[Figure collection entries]
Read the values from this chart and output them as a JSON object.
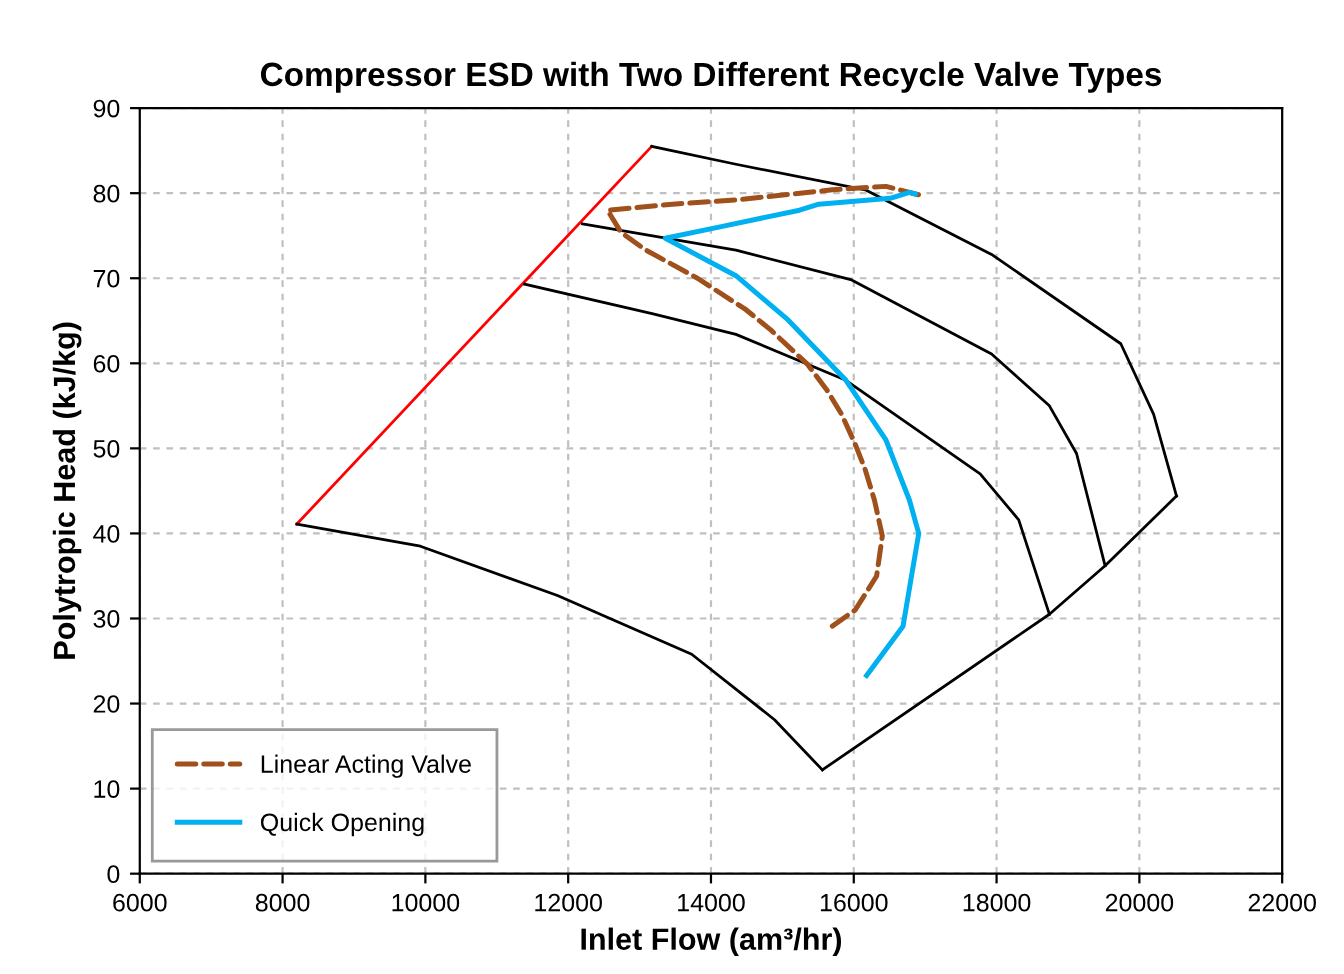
{
  "chart_data": {
    "type": "line",
    "title": "Compressor ESD with Two Different Recycle Valve Types",
    "xlabel": "Inlet Flow (am³/hr)",
    "ylabel": "Polytropic Head (kJ/kg)",
    "xlim": [
      6000,
      22000
    ],
    "ylim": [
      0,
      90
    ],
    "xticks": [
      6000,
      8000,
      10000,
      12000,
      14000,
      16000,
      18000,
      20000,
      22000
    ],
    "yticks": [
      0,
      10,
      20,
      30,
      40,
      50,
      60,
      70,
      80,
      90
    ],
    "grid": true,
    "legend": "bottom left",
    "marker": "none",
    "series": [
      {
        "color": "#ff0000",
        "line_style": "solid",
        "x": [
          8200,
          13170
        ],
        "values": [
          41.1,
          85.5
        ]
      },
      {
        "color": "#000000",
        "line_style": "solid",
        "x": [
          8200,
          9930,
          11850,
          13730,
          14890,
          15560
        ],
        "values": [
          41.1,
          38.5,
          32.7,
          25.8,
          18.1,
          12.2
        ]
      },
      {
        "color": "#000000",
        "line_style": "solid",
        "x": [
          15560,
          18740,
          19520,
          20520
        ],
        "values": [
          12.2,
          30.5,
          36.2,
          44.4
        ]
      },
      {
        "color": "#000000",
        "line_style": "solid",
        "x": [
          11390,
          13190,
          14350,
          15890,
          17770,
          18310,
          18740
        ],
        "values": [
          69.3,
          65.8,
          63.4,
          58.0,
          47.0,
          41.6,
          30.5
        ]
      },
      {
        "color": "#000000",
        "line_style": "solid",
        "x": [
          12200,
          14350,
          15970,
          17930,
          18740,
          19120,
          19520
        ],
        "values": [
          76.4,
          73.3,
          69.8,
          61.1,
          55.0,
          49.4,
          36.2
        ]
      },
      {
        "color": "#000000",
        "line_style": "solid",
        "x": [
          13170,
          14350,
          16160,
          17930,
          19740,
          20200,
          20520
        ],
        "values": [
          85.5,
          83.4,
          80.4,
          72.8,
          62.3,
          54.0,
          44.4
        ]
      },
      {
        "name": "Linear Acting Valve",
        "color": "#a0501a",
        "line_style": "dashed",
        "x": [
          15700,
          16020,
          16320,
          16400,
          16290,
          16160,
          16020,
          15830,
          15620,
          15350,
          14840,
          14490,
          13810,
          13090,
          12740,
          12550,
          13460,
          14350,
          15700,
          16450,
          16960
        ],
        "values": [
          29.1,
          31.0,
          35.0,
          39.7,
          43.9,
          47.5,
          50.5,
          54.0,
          56.9,
          59.9,
          63.9,
          66.3,
          70.0,
          73.3,
          75.4,
          78.0,
          78.7,
          79.2,
          80.4,
          80.8,
          79.7
        ]
      },
      {
        "name": "Quick Opening",
        "color": "#00b0f0",
        "line_style": "solid",
        "x": [
          16180,
          16690,
          16910,
          16780,
          16450,
          15890,
          15080,
          14350,
          13360,
          14160,
          15240,
          15510,
          16510,
          16780,
          16860
        ],
        "values": [
          23.3,
          29.1,
          40.0,
          43.9,
          51.0,
          58.0,
          65.1,
          70.3,
          74.7,
          76.1,
          78.0,
          78.7,
          79.4,
          80.1,
          79.9
        ]
      }
    ]
  }
}
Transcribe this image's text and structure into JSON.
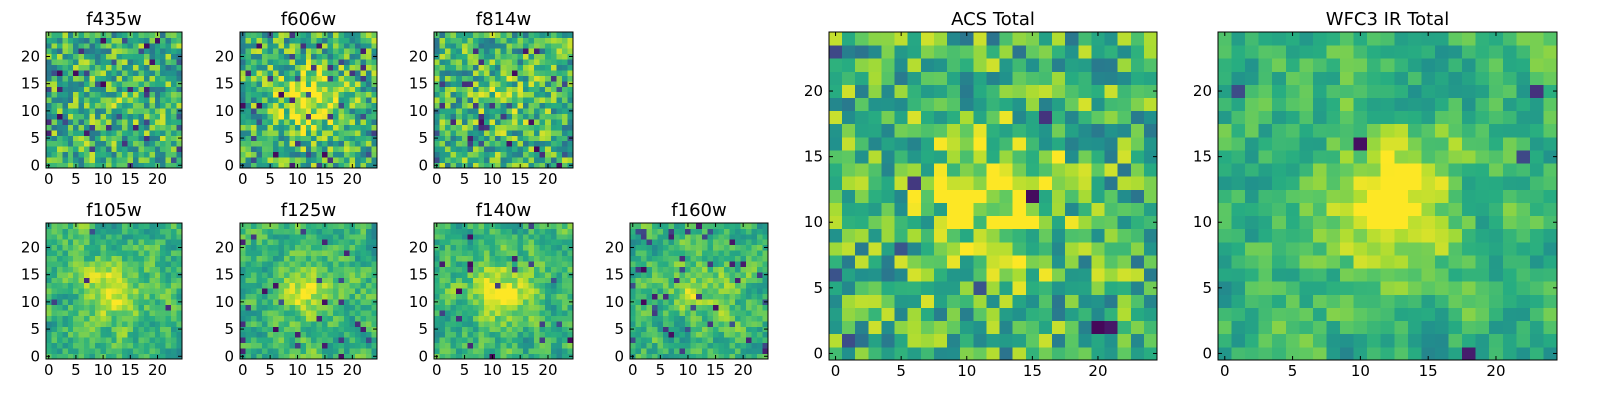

PROBLEM DESCRIPTION:
Write out again every line above exactly as given; the pictures do not belong in the copy.

WRITTEN SOLUTION:
Read the values from this chart and output them as a JSON object.
{
  "chart_data": {
    "type": "line",
    "title": "Compressor ESD with Two Different Recycle Valve Types",
    "xlabel": "Inlet Flow (am³/hr)",
    "ylabel": "Polytropic Head (kJ/kg)",
    "xlim": [
      6000,
      22000
    ],
    "ylim": [
      0,
      90
    ],
    "xticks": [
      6000,
      8000,
      10000,
      12000,
      14000,
      16000,
      18000,
      20000,
      22000
    ],
    "yticks": [
      0,
      10,
      20,
      30,
      40,
      50,
      60,
      70,
      80,
      90
    ],
    "grid": true,
    "legend": "bottom left",
    "marker": "none",
    "series": [
      {
        "color": "#ff0000",
        "line_style": "solid",
        "x": [
          8200,
          13170
        ],
        "values": [
          41.1,
          85.5
        ]
      },
      {
        "color": "#000000",
        "line_style": "solid",
        "x": [
          8200,
          9930,
          11850,
          13730,
          14890,
          15560
        ],
        "values": [
          41.1,
          38.5,
          32.7,
          25.8,
          18.1,
          12.2
        ]
      },
      {
        "color": "#000000",
        "line_style": "solid",
        "x": [
          15560,
          18740,
          19520,
          20520
        ],
        "values": [
          12.2,
          30.5,
          36.2,
          44.4
        ]
      },
      {
        "color": "#000000",
        "line_style": "solid",
        "x": [
          11390,
          13190,
          14350,
          15890,
          17770,
          18310,
          18740
        ],
        "values": [
          69.3,
          65.8,
          63.4,
          58.0,
          47.0,
          41.6,
          30.5
        ]
      },
      {
        "color": "#000000",
        "line_style": "solid",
        "x": [
          12200,
          14350,
          15970,
          17930,
          18740,
          19120,
          19520
        ],
        "values": [
          76.4,
          73.3,
          69.8,
          61.1,
          55.0,
          49.4,
          36.2
        ]
      },
      {
        "color": "#000000",
        "line_style": "solid",
        "x": [
          13170,
          14350,
          16160,
          17930,
          19740,
          20200,
          20520
        ],
        "values": [
          85.5,
          83.4,
          80.4,
          72.8,
          62.3,
          54.0,
          44.4
        ]
      },
      {
        "name": "Linear Acting Valve",
        "color": "#a0501a",
        "line_style": "dashed",
        "x": [
          15700,
          16020,
          16320,
          16400,
          16290,
          16160,
          16020,
          15830,
          15620,
          15350,
          14840,
          14490,
          13810,
          13090,
          12740,
          12550,
          13460,
          14350,
          15700,
          16450,
          16960
        ],
        "values": [
          29.1,
          31.0,
          35.0,
          39.7,
          43.9,
          47.5,
          50.5,
          54.0,
          56.9,
          59.9,
          63.9,
          66.3,
          70.0,
          73.3,
          75.4,
          78.0,
          78.7,
          79.2,
          80.4,
          80.8,
          79.7
        ]
      },
      {
        "name": "Quick Opening",
        "color": "#00b0f0",
        "line_style": "solid",
        "x": [
          16180,
          16690,
          16910,
          16780,
          16450,
          15890,
          15080,
          14350,
          13360,
          14160,
          15240,
          15510,
          16510,
          16780,
          16860
        ],
        "values": [
          23.3,
          29.1,
          40.0,
          43.9,
          51.0,
          58.0,
          65.1,
          70.3,
          74.7,
          76.1,
          78.0,
          78.7,
          79.4,
          80.1,
          79.9
        ]
      }
    ]
  }
}
Transcribe this image's text and structure into JSON.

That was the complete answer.